* PROBLEM REQUIREMENTS *
Report only the number of lines in this material that include "page".

* PROVIDED RECORDS *

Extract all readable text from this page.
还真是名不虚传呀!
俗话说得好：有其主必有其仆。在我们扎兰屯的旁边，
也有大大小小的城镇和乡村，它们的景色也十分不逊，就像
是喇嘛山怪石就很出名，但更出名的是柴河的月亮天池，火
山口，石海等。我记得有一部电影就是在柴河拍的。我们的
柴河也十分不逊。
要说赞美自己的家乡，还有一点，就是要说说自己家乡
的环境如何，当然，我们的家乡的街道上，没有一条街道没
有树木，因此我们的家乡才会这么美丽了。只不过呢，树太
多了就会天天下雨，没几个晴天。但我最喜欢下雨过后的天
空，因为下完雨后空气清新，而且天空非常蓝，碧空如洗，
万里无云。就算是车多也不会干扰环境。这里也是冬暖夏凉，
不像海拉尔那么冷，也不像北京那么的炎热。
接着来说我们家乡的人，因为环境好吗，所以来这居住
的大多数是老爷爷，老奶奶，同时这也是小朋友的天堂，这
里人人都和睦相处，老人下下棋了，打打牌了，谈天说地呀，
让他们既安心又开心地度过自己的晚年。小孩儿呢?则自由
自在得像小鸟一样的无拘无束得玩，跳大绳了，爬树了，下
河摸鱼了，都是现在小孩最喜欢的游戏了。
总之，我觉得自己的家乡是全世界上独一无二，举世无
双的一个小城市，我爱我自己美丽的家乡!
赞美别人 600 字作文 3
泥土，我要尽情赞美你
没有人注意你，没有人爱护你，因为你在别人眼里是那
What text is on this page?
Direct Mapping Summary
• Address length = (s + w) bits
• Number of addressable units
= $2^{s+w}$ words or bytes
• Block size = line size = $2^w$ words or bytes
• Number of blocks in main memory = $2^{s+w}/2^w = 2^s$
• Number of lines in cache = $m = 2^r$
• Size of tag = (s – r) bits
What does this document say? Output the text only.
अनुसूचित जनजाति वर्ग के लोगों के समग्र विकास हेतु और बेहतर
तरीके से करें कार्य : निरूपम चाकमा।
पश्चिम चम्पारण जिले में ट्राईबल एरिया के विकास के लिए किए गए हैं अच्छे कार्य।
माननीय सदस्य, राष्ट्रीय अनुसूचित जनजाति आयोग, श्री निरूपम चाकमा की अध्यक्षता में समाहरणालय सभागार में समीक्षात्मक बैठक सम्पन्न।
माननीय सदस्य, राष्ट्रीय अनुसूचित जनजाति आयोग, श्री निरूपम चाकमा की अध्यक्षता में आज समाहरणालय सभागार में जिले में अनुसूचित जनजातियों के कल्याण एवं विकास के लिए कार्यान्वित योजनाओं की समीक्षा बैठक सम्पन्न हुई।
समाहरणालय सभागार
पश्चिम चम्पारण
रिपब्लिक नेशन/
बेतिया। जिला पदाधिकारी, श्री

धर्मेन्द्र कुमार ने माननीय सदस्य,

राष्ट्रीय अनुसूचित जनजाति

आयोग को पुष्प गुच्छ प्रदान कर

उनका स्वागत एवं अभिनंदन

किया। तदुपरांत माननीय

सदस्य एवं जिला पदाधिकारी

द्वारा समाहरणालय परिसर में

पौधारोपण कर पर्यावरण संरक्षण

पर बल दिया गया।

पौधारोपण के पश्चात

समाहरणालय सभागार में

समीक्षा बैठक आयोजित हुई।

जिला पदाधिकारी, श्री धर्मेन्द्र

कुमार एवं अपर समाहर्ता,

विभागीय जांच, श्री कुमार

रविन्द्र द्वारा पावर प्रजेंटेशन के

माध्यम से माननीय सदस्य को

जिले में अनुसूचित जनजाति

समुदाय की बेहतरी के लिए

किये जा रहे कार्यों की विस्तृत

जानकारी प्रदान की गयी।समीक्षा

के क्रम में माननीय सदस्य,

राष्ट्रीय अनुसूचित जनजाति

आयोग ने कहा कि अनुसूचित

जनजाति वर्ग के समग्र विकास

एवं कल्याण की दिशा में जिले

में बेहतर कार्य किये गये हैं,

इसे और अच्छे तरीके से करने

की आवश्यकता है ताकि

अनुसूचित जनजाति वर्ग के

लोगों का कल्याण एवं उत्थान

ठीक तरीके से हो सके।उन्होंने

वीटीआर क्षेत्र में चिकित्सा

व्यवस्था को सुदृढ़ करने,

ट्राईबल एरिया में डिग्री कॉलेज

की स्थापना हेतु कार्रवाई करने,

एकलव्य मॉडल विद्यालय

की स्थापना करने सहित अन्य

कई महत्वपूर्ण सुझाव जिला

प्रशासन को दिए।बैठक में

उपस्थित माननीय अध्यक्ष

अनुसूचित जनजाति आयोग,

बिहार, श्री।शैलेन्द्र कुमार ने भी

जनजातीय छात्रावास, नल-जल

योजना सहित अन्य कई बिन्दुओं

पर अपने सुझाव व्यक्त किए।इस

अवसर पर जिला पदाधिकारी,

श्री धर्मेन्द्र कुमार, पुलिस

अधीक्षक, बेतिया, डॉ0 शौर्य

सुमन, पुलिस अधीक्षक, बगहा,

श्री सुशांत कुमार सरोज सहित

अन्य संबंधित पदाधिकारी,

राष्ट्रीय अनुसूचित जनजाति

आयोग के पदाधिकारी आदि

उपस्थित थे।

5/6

* RESULT OF THE EXERCISE *
2